Document extract:
The concept of pooling frequent flyer miles began a few years ago. Depending on the program, you can combine your miles with those of family and/or friends into a joint account. This allows for a larger “pool” of miles from which the members of the group whose miles are in the account can use to purchase flights.
Upgraded Points appears to have the most up-to-date list of airlines (28 of them, according to their count) that allow people to pool miles. Of the 28 they mention, 23 of them are airlines from outside the U.S.
In March 2024, United Airlines’s MileagePlus program was the first airline loyalty program in the U.S. to allow up to five members to contribute and combine their miles into a joint account. Others followed suit, and there are currently 5 U.S. airlines that allow such pooling:
Each of the 5 pooling programs has its own rules, some of which may work totally well with your plans to use the pooled miles. But before you decide to pool your miles, make sure you read all the fine print, before you discover there are regulations that may stop you from using those miles as you intended.
These are some of the things to watch out for (and a couple of particularly good things to keep in mind, as well):
Frontier: Family Pooling
- Frontier’s Family Pool isn’t open to everyone. You have to either reach Elite Silver status with the airline or have a Frontier Airlines World Mastercard.
- Upon choosing to leave a Family Pool, your account will enter a 90 day “cooling off” period in which your account may not enter any previous pools or join or create additional pools.
- If at any time an individual contributor does not have accrual activity within the 12 Month expiration policy, that contributor’s Miles will expire and no longer be available for redemption by the pool or individually.
Hawaiian Airlines: Share Miles
- Hawaiian’s Share Miles program isn’t a joint account program in the true sense of the term “pooling.” However, they do allow you to share your HawaiianMiles with someone else’s HawaiianMiles account.

Work request:
Revise the text on pooling frequent flyer miles, starting at "Upgraded Points appears" and ending at "outside the U.S.". Present that section again with "Upgraded Points" changed to "One travel website". The entries that follow are drawn from a separate source.

Study material:
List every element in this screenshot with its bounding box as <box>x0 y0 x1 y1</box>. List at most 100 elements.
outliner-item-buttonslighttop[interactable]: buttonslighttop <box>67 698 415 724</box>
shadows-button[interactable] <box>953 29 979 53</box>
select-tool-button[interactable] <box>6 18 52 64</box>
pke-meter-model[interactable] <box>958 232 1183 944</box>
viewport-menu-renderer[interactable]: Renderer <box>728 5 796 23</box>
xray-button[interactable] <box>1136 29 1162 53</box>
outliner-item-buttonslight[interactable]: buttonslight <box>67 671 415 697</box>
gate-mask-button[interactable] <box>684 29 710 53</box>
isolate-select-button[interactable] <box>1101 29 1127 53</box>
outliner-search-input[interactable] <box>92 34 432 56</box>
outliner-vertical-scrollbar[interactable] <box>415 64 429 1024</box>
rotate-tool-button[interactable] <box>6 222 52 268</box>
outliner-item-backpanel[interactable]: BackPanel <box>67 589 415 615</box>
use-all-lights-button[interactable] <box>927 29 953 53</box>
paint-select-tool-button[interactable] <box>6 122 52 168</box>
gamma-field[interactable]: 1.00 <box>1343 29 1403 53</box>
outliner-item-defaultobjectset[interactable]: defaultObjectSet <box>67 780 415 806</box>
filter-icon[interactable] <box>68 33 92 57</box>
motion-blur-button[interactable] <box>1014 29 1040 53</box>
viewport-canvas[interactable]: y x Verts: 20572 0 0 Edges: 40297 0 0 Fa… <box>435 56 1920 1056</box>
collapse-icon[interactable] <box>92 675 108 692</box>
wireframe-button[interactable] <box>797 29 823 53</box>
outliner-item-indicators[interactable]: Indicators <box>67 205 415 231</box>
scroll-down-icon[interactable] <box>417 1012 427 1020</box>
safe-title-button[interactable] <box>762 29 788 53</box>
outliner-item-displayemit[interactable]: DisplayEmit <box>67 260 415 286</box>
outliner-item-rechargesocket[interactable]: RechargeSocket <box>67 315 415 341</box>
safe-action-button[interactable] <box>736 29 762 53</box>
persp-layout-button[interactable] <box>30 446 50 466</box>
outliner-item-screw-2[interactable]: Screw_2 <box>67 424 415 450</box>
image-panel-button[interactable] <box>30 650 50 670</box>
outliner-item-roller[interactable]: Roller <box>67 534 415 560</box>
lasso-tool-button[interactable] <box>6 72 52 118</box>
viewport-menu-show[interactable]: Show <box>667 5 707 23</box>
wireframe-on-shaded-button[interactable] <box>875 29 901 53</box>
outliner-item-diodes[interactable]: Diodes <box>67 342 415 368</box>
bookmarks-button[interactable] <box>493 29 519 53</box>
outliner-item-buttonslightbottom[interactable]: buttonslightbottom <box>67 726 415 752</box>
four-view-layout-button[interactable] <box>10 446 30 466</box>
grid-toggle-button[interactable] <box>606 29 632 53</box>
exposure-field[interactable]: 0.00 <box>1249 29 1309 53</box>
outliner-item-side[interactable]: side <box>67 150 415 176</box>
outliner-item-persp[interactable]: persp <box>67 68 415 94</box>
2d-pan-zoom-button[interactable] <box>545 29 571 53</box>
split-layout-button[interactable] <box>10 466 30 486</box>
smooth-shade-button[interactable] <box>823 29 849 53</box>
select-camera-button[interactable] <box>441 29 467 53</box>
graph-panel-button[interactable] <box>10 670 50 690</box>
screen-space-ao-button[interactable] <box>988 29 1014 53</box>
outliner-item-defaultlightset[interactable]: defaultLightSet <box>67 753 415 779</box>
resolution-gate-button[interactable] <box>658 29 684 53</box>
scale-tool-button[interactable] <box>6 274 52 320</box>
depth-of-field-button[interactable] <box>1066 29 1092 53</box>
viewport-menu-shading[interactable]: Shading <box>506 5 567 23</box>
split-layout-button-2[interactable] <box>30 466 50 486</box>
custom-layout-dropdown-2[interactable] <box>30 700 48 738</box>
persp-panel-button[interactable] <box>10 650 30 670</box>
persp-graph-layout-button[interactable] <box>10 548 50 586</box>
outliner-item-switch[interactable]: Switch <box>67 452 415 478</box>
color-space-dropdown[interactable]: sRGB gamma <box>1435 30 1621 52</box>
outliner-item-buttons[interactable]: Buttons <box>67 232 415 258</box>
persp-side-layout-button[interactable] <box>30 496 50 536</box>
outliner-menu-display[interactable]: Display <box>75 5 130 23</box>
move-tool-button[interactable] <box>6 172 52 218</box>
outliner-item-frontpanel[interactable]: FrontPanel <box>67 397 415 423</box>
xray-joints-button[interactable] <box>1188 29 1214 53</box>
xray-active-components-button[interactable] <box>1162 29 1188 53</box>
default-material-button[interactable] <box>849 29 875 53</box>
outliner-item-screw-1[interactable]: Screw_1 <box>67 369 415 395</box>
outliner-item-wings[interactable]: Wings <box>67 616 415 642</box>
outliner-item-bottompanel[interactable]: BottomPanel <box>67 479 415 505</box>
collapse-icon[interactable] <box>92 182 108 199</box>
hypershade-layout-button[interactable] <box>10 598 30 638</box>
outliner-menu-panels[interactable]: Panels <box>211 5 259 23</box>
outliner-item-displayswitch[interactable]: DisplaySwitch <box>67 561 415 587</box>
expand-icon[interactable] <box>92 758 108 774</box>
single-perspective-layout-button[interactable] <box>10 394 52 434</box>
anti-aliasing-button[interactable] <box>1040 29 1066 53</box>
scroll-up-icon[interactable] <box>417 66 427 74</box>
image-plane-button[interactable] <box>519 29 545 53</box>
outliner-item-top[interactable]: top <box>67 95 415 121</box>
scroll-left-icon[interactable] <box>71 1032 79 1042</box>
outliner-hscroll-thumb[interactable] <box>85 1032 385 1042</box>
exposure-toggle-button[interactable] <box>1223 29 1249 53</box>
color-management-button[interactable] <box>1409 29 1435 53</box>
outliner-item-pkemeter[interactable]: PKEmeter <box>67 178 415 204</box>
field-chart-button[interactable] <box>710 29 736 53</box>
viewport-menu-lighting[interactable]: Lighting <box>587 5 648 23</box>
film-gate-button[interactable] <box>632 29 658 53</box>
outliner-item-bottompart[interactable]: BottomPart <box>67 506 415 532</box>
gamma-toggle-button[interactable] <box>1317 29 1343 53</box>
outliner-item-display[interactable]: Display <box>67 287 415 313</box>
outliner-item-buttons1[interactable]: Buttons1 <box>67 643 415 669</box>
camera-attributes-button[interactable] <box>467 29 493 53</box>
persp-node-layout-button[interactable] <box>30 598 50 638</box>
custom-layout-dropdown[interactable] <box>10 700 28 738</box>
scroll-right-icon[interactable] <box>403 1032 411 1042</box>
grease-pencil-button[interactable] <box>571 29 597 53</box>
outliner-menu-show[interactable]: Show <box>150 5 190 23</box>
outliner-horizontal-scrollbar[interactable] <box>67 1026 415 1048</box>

Exercise result:
One travel website appears to have the most up-to-date list of airlines (28 of them, according to their count) that allow people to pool miles. Of the 28 they mention, 23 of them are airlines from outside the U.S.